**Source records**
= = = = =

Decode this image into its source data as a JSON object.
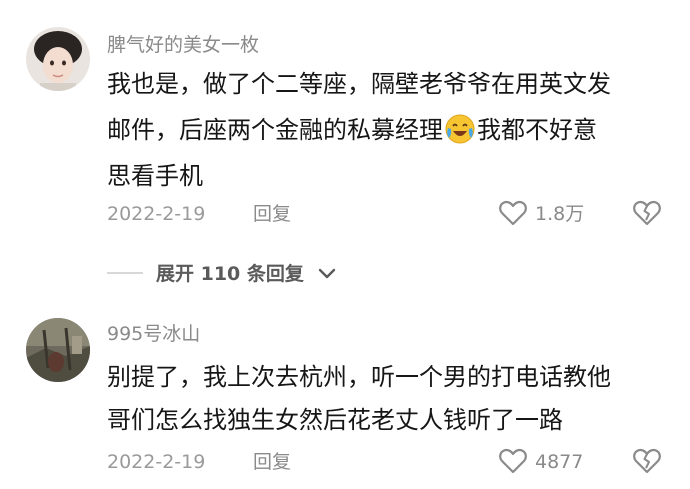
{
  "comments": [
    {
      "username": "脾气好的美女一枚",
      "lines": [
        "我也是，做了个二等座，隔壁老爷爷在用英文发",
        "邮件，后座两个金融的私募经理",
        "我都不好意",
        "思看手机"
      ],
      "emoji": "crying-laughing-emoji",
      "date": "2022-2-19",
      "reply_label": "回复",
      "likes": "1.8万"
    },
    {
      "username": "995号冰山",
      "lines": [
        "别提了，我上次去杭州，听一个男的打电话教他",
        "哥们怎么找独生女然后花老丈人钱听了一路"
      ],
      "date": "2022-2-19",
      "reply_label": "回复",
      "likes": "4877"
    }
  ],
  "expand_replies": "展开 110 条回复"
}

= = = = =

**Task objective**
Find each line holding "username". Copy it out.

**Answer below**
      "username": "脾气好的美女一枚",
      "username": "995号冰山",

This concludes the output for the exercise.